- What needs to be done -
List all lines of the data that include the string "fact".

════

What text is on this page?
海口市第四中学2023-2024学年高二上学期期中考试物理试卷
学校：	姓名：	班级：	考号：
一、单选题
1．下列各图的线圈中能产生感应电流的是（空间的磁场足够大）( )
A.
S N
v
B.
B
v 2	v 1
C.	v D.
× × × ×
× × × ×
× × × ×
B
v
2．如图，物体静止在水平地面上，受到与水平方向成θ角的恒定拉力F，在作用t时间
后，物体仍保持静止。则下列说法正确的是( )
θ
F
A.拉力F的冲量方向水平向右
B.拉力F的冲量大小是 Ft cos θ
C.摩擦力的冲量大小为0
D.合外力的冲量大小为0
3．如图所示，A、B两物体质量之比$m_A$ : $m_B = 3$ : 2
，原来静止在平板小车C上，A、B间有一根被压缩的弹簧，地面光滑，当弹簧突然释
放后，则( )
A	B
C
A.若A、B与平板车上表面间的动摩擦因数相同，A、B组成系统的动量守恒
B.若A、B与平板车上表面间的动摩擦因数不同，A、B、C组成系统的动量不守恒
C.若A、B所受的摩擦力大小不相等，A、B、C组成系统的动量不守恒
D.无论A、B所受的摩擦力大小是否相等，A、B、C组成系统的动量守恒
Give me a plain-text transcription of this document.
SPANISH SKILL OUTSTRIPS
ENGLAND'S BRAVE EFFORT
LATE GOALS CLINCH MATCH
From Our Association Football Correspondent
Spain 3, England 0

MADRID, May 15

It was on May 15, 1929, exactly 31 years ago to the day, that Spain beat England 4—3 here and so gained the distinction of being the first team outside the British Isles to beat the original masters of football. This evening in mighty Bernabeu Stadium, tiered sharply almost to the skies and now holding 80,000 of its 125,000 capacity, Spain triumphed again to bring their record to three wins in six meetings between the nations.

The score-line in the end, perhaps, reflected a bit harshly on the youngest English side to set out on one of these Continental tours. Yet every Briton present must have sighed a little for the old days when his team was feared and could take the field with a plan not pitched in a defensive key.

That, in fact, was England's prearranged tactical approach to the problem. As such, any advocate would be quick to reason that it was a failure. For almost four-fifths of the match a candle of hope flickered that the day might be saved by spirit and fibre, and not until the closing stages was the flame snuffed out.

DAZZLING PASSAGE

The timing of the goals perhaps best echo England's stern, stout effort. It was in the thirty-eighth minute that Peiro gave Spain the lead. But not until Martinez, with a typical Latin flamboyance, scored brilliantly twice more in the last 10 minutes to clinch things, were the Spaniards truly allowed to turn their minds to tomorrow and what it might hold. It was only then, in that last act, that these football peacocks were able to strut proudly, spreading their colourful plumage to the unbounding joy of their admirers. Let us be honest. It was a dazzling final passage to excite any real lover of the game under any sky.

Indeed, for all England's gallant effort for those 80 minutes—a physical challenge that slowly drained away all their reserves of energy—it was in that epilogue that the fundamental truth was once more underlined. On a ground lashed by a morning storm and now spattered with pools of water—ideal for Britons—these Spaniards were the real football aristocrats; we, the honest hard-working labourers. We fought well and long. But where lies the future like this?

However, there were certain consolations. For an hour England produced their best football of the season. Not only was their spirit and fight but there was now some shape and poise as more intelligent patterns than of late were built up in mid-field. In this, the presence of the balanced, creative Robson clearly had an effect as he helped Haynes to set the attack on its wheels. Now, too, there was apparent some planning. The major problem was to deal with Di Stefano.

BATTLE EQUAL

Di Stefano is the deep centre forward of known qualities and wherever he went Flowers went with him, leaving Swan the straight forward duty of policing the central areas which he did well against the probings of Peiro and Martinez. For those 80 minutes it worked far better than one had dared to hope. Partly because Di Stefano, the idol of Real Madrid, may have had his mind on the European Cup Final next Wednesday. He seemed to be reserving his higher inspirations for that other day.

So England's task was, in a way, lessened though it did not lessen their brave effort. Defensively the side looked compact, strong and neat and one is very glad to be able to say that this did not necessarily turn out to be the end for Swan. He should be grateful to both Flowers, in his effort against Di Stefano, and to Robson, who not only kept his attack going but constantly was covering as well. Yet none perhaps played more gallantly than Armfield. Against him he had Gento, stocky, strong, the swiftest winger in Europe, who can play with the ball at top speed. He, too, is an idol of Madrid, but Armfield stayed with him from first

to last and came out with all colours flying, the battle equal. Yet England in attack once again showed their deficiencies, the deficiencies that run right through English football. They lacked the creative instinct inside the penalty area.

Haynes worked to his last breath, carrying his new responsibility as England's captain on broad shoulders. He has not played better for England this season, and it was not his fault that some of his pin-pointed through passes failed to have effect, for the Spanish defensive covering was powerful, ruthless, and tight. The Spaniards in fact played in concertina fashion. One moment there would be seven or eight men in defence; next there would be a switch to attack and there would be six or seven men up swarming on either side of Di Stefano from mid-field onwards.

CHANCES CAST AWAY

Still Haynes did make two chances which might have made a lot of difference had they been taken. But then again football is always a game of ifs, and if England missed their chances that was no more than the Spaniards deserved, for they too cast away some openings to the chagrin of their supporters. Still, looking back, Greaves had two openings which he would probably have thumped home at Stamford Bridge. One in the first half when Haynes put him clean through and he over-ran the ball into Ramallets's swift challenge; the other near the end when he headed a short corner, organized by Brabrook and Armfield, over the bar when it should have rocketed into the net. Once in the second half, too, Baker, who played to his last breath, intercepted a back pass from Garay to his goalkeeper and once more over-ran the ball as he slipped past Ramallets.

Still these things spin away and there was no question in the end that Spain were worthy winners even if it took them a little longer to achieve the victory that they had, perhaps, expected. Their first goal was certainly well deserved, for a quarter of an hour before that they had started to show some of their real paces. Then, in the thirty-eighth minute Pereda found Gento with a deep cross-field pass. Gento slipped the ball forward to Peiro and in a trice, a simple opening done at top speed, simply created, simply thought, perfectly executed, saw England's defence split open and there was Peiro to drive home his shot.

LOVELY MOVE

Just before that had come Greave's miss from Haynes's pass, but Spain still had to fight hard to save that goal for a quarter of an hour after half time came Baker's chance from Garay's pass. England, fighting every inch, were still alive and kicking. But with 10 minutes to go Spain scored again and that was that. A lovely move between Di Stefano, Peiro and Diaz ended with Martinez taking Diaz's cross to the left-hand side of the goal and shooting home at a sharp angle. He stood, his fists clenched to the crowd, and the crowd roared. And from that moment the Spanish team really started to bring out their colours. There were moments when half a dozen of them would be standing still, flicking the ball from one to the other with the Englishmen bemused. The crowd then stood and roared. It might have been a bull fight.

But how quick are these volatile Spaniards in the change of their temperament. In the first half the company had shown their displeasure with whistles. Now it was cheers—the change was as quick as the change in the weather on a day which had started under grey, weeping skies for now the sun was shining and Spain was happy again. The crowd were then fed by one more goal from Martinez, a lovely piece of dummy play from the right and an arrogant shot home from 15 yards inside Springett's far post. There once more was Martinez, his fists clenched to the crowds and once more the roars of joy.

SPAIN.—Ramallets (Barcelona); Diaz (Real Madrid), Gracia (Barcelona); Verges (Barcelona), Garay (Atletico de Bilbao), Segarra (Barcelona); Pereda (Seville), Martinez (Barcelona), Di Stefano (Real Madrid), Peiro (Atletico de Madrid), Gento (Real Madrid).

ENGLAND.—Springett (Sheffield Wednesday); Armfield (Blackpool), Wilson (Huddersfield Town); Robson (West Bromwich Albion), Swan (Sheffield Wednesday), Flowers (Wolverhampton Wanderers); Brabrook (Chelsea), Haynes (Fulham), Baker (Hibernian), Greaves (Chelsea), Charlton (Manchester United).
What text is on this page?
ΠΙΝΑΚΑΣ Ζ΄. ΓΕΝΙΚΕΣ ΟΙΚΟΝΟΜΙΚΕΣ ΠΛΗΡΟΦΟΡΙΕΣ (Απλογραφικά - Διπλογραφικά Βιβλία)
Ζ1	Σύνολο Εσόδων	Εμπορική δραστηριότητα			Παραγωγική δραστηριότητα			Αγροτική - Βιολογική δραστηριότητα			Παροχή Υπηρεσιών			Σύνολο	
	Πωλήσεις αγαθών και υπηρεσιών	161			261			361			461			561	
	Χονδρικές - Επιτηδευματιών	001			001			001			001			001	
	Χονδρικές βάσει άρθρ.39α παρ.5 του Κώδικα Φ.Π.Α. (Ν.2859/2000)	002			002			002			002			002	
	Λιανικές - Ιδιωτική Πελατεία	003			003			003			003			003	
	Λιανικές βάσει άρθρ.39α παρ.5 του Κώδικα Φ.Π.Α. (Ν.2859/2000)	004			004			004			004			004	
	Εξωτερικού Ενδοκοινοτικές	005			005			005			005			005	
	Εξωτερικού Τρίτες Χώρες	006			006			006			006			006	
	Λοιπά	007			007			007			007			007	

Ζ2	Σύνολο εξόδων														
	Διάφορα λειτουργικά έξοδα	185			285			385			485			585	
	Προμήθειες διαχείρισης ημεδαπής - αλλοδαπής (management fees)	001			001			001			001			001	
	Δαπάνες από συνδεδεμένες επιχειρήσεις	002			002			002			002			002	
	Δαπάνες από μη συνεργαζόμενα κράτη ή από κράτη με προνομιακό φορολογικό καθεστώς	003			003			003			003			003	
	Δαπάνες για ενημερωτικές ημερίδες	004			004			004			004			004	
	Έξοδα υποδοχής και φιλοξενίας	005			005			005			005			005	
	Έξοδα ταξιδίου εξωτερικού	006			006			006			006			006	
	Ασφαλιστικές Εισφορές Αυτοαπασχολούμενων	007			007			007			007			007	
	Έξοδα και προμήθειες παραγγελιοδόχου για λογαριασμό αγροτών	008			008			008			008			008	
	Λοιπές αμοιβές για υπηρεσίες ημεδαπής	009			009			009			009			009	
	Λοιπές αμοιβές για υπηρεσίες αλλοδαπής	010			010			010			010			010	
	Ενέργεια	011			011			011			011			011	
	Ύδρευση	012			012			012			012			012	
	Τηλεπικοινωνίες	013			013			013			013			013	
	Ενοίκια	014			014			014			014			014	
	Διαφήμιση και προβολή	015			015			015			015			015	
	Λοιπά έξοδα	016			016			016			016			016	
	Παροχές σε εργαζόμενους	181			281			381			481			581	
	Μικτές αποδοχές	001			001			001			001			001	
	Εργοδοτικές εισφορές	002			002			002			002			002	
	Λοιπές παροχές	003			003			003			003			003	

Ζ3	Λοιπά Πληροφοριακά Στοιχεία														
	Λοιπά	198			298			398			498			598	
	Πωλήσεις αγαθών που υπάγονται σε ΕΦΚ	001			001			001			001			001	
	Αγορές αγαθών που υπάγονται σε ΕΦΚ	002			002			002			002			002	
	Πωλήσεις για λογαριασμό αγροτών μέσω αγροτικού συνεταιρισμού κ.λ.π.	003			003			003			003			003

════

- Reply to the exercise -
That, in fact, was England's prearranged tactical approach to the problem. As such, any advocate would be quick to reason that it was a failure. For almost four-fifths of the match a candle of hope flickered that the day might be saved by spirit and fibre, and not until the closing stages was the flame snuffed out.
Haynes worked to his last breath, carrying his new responsibility as England's captain on broad shoulders. He has not played better for England this season, and it was not his fault that some of his pin-pointed through passes failed to have effect, for the Spanish defensive covering was powerful, ruthless, and tight. The Spaniards in fact played in concertina fashion. One moment there would be seven or eight men in defence; next there would be a switch to attack and there would be six or seven men up swarming on either side of Di Stefano from mid-field onwards.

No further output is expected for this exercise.